§ WHAT NEEDS TO BE DONE:
Report all lines holding "icon".

[Stored data entries]
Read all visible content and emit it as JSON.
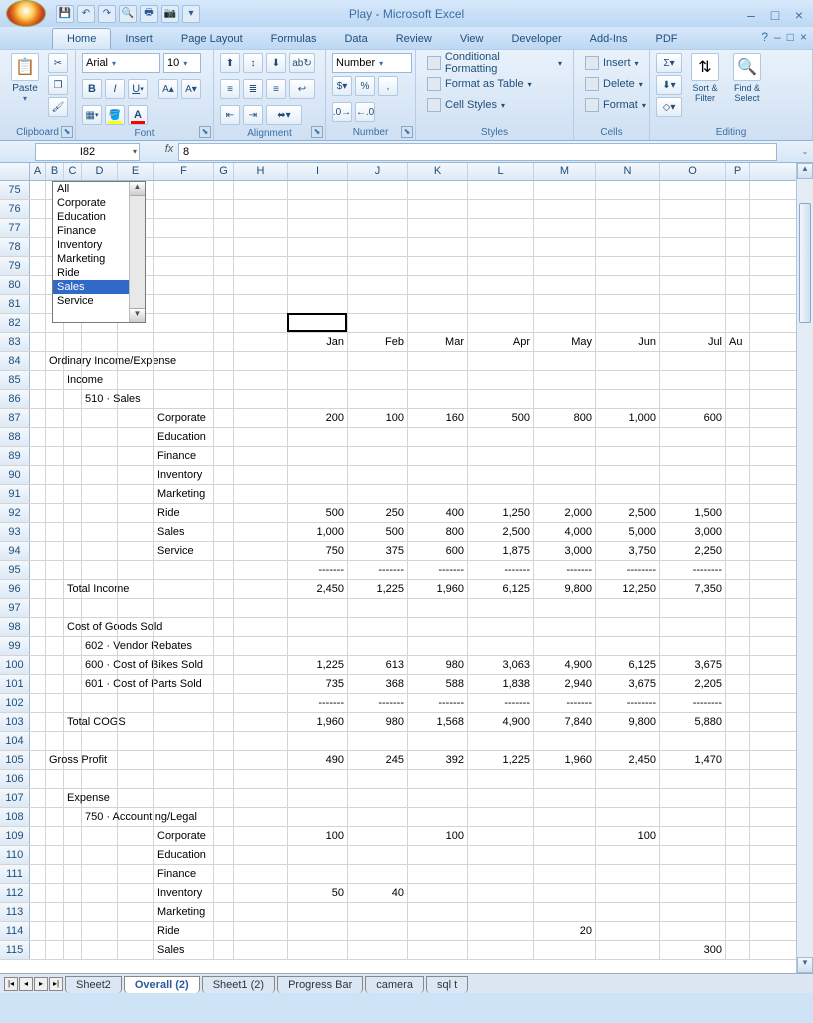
{
  "window": {
    "title": "Play - Microsoft Excel"
  },
  "tabs": [
    "Home",
    "Insert",
    "Page Layout",
    "Formulas",
    "Data",
    "Review",
    "View",
    "Developer",
    "Add-Ins",
    "PDF"
  ],
  "active_tab": "Home",
  "ribbon": {
    "clipboard": {
      "label": "Clipboard",
      "paste": "Paste"
    },
    "font": {
      "label": "Font",
      "name": "Arial",
      "size": "10"
    },
    "alignment": {
      "label": "Alignment"
    },
    "number": {
      "label": "Number",
      "format": "Number"
    },
    "styles": {
      "label": "Styles",
      "cond": "Conditional Formatting",
      "table": "Format as Table",
      "cell": "Cell Styles"
    },
    "cells": {
      "label": "Cells",
      "insert": "Insert",
      "delete": "Delete",
      "format": "Format"
    },
    "editing": {
      "label": "Editing",
      "sort": "Sort & Filter",
      "find": "Find & Select"
    }
  },
  "namebox": "I82",
  "formula": "8",
  "cols": [
    {
      "l": "A",
      "w": 16
    },
    {
      "l": "B",
      "w": 18
    },
    {
      "l": "C",
      "w": 18
    },
    {
      "l": "D",
      "w": 36
    },
    {
      "l": "E",
      "w": 36
    },
    {
      "l": "F",
      "w": 60
    },
    {
      "l": "G",
      "w": 20
    },
    {
      "l": "H",
      "w": 54
    },
    {
      "l": "I",
      "w": 60
    },
    {
      "l": "J",
      "w": 60
    },
    {
      "l": "K",
      "w": 60
    },
    {
      "l": "L",
      "w": 66
    },
    {
      "l": "M",
      "w": 62
    },
    {
      "l": "N",
      "w": 64
    },
    {
      "l": "O",
      "w": 66
    },
    {
      "l": "P",
      "w": 24
    }
  ],
  "listbox": {
    "items": [
      "All",
      "Corporate",
      "Education",
      "Finance",
      "Inventory",
      "Marketing",
      "Ride",
      "Sales",
      "Service"
    ],
    "selected": "Sales"
  },
  "rows": [
    {
      "r": 75
    },
    {
      "r": 76
    },
    {
      "r": 77
    },
    {
      "r": 78
    },
    {
      "r": 79
    },
    {
      "r": 80
    },
    {
      "r": 81
    },
    {
      "r": 82,
      "c": {
        "I": "8"
      }
    },
    {
      "r": 83,
      "c": {
        "I": "Jan",
        "J": "Feb",
        "K": "Mar",
        "L": "Apr",
        "M": "May",
        "N": "Jun",
        "O": "Jul",
        "P": "Au"
      }
    },
    {
      "r": 84,
      "c": {
        "B": "Ordinary Income/Expense"
      },
      "span": "B"
    },
    {
      "r": 85,
      "c": {
        "C": "Income"
      },
      "span": "C"
    },
    {
      "r": 86,
      "c": {
        "D": "510 · Sales"
      },
      "span": "D"
    },
    {
      "r": 87,
      "c": {
        "F": "Corporate",
        "I": "200",
        "J": "100",
        "K": "160",
        "L": "500",
        "M": "800",
        "N": "1,000",
        "O": "600"
      }
    },
    {
      "r": 88,
      "c": {
        "F": "Education"
      }
    },
    {
      "r": 89,
      "c": {
        "F": "Finance"
      }
    },
    {
      "r": 90,
      "c": {
        "F": "Inventory"
      }
    },
    {
      "r": 91,
      "c": {
        "F": "Marketing"
      }
    },
    {
      "r": 92,
      "c": {
        "F": "Ride",
        "I": "500",
        "J": "250",
        "K": "400",
        "L": "1,250",
        "M": "2,000",
        "N": "2,500",
        "O": "1,500"
      }
    },
    {
      "r": 93,
      "c": {
        "F": "Sales",
        "I": "1,000",
        "J": "500",
        "K": "800",
        "L": "2,500",
        "M": "4,000",
        "N": "5,000",
        "O": "3,000"
      }
    },
    {
      "r": 94,
      "c": {
        "F": "Service",
        "I": "750",
        "J": "375",
        "K": "600",
        "L": "1,875",
        "M": "3,000",
        "N": "3,750",
        "O": "2,250"
      }
    },
    {
      "r": 95,
      "c": {
        "I": "-------",
        "J": "-------",
        "K": "-------",
        "L": "-------",
        "M": "-------",
        "N": "--------",
        "O": "--------"
      }
    },
    {
      "r": 96,
      "c": {
        "C": "Total Income",
        "I": "2,450",
        "J": "1,225",
        "K": "1,960",
        "L": "6,125",
        "M": "9,800",
        "N": "12,250",
        "O": "7,350"
      },
      "span": "C"
    },
    {
      "r": 97
    },
    {
      "r": 98,
      "c": {
        "C": "Cost of Goods Sold"
      },
      "span": "C"
    },
    {
      "r": 99,
      "c": {
        "D": "602 · Vendor Rebates"
      },
      "span": "D"
    },
    {
      "r": 100,
      "c": {
        "D": "600 · Cost of Bikes Sold",
        "I": "1,225",
        "J": "613",
        "K": "980",
        "L": "3,063",
        "M": "4,900",
        "N": "6,125",
        "O": "3,675"
      },
      "span": "D"
    },
    {
      "r": 101,
      "c": {
        "D": "601 · Cost of Parts Sold",
        "I": "735",
        "J": "368",
        "K": "588",
        "L": "1,838",
        "M": "2,940",
        "N": "3,675",
        "O": "2,205"
      },
      "span": "D"
    },
    {
      "r": 102,
      "c": {
        "I": "-------",
        "J": "-------",
        "K": "-------",
        "L": "-------",
        "M": "-------",
        "N": "--------",
        "O": "--------"
      }
    },
    {
      "r": 103,
      "c": {
        "C": "Total COGS",
        "I": "1,960",
        "J": "980",
        "K": "1,568",
        "L": "4,900",
        "M": "7,840",
        "N": "9,800",
        "O": "5,880"
      },
      "span": "C"
    },
    {
      "r": 104
    },
    {
      "r": 105,
      "c": {
        "B": "Gross Profit",
        "I": "490",
        "J": "245",
        "K": "392",
        "L": "1,225",
        "M": "1,960",
        "N": "2,450",
        "O": "1,470"
      },
      "span": "B"
    },
    {
      "r": 106
    },
    {
      "r": 107,
      "c": {
        "C": "Expense"
      },
      "span": "C"
    },
    {
      "r": 108,
      "c": {
        "D": "750 · Accounting/Legal"
      },
      "span": "D"
    },
    {
      "r": 109,
      "c": {
        "F": "Corporate",
        "I": "100",
        "K": "100",
        "N": "100"
      }
    },
    {
      "r": 110,
      "c": {
        "F": "Education"
      }
    },
    {
      "r": 111,
      "c": {
        "F": "Finance"
      }
    },
    {
      "r": 112,
      "c": {
        "F": "Inventory",
        "I": "50",
        "J": "40"
      }
    },
    {
      "r": 113,
      "c": {
        "F": "Marketing"
      }
    },
    {
      "r": 114,
      "c": {
        "F": "Ride",
        "M": "20"
      }
    },
    {
      "r": 115,
      "c": {
        "F": "Sales",
        "O": "300"
      }
    }
  ],
  "sheets": [
    "Sheet2",
    "Overall (2)",
    "Sheet1 (2)",
    "Progress Bar",
    "camera",
    "sql t"
  ],
  "active_sheet": "Overall (2)",
  "active_cell": {
    "row": 82,
    "col": "I"
  }
}
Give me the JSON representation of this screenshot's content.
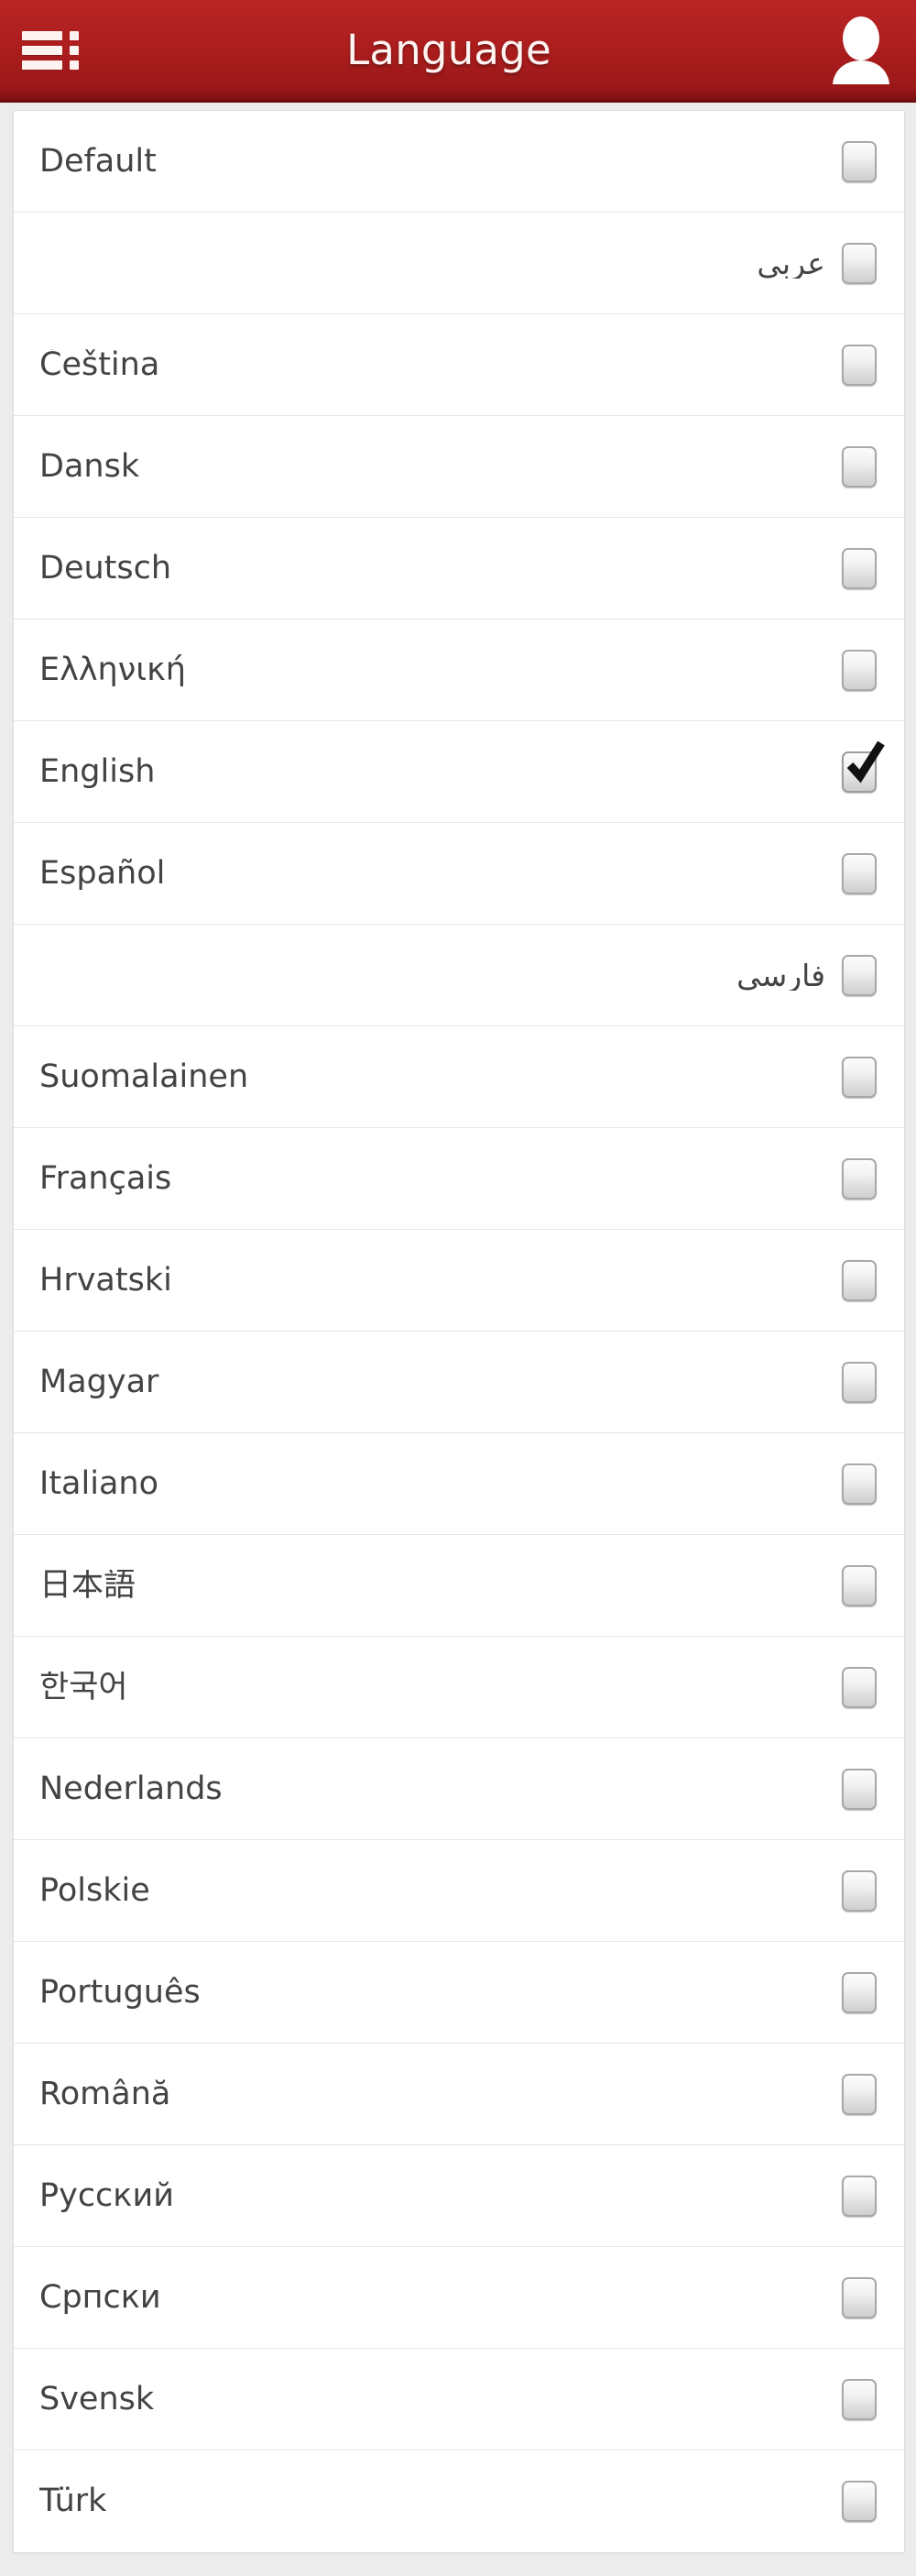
{
  "theme": {
    "header_red_top": "#b82525",
    "header_red_bottom": "#7d1111",
    "header_text": "#fdf3f1",
    "row_text": "#434343",
    "row_divider": "#e6e6e6",
    "page_background": "#ececec",
    "checkbox_border": "#a8a8a8",
    "checkmark": "#111111"
  },
  "header": {
    "title": "Language",
    "menu_icon": "list-menu-icon",
    "avatar_icon": "user-avatar-icon"
  },
  "list": {
    "selected": "English",
    "items": [
      {
        "label": "Default",
        "checked": false,
        "rtl": false
      },
      {
        "label": "عربي",
        "checked": false,
        "rtl": true
      },
      {
        "label": "Čeština",
        "checked": false,
        "rtl": false
      },
      {
        "label": "Dansk",
        "checked": false,
        "rtl": false
      },
      {
        "label": "Deutsch",
        "checked": false,
        "rtl": false
      },
      {
        "label": "Ελληνική",
        "checked": false,
        "rtl": false
      },
      {
        "label": "English",
        "checked": true,
        "rtl": false
      },
      {
        "label": "Español",
        "checked": false,
        "rtl": false
      },
      {
        "label": "فارسی",
        "checked": false,
        "rtl": true
      },
      {
        "label": "Suomalainen",
        "checked": false,
        "rtl": false
      },
      {
        "label": "Français",
        "checked": false,
        "rtl": false
      },
      {
        "label": "Hrvatski",
        "checked": false,
        "rtl": false
      },
      {
        "label": "Magyar",
        "checked": false,
        "rtl": false
      },
      {
        "label": "Italiano",
        "checked": false,
        "rtl": false
      },
      {
        "label": "日本語",
        "checked": false,
        "rtl": false
      },
      {
        "label": "한국어",
        "checked": false,
        "rtl": false
      },
      {
        "label": "Nederlands",
        "checked": false,
        "rtl": false
      },
      {
        "label": "Polskie",
        "checked": false,
        "rtl": false
      },
      {
        "label": "Português",
        "checked": false,
        "rtl": false
      },
      {
        "label": "Română",
        "checked": false,
        "rtl": false
      },
      {
        "label": "Русский",
        "checked": false,
        "rtl": false
      },
      {
        "label": "Српски",
        "checked": false,
        "rtl": false
      },
      {
        "label": "Svensk",
        "checked": false,
        "rtl": false
      },
      {
        "label": "Türk",
        "checked": false,
        "rtl": false
      }
    ]
  }
}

§ EXERCISE OUTPUT:
    "menu_icon": "list-menu-icon",
    "avatar_icon": "user-avatar-icon"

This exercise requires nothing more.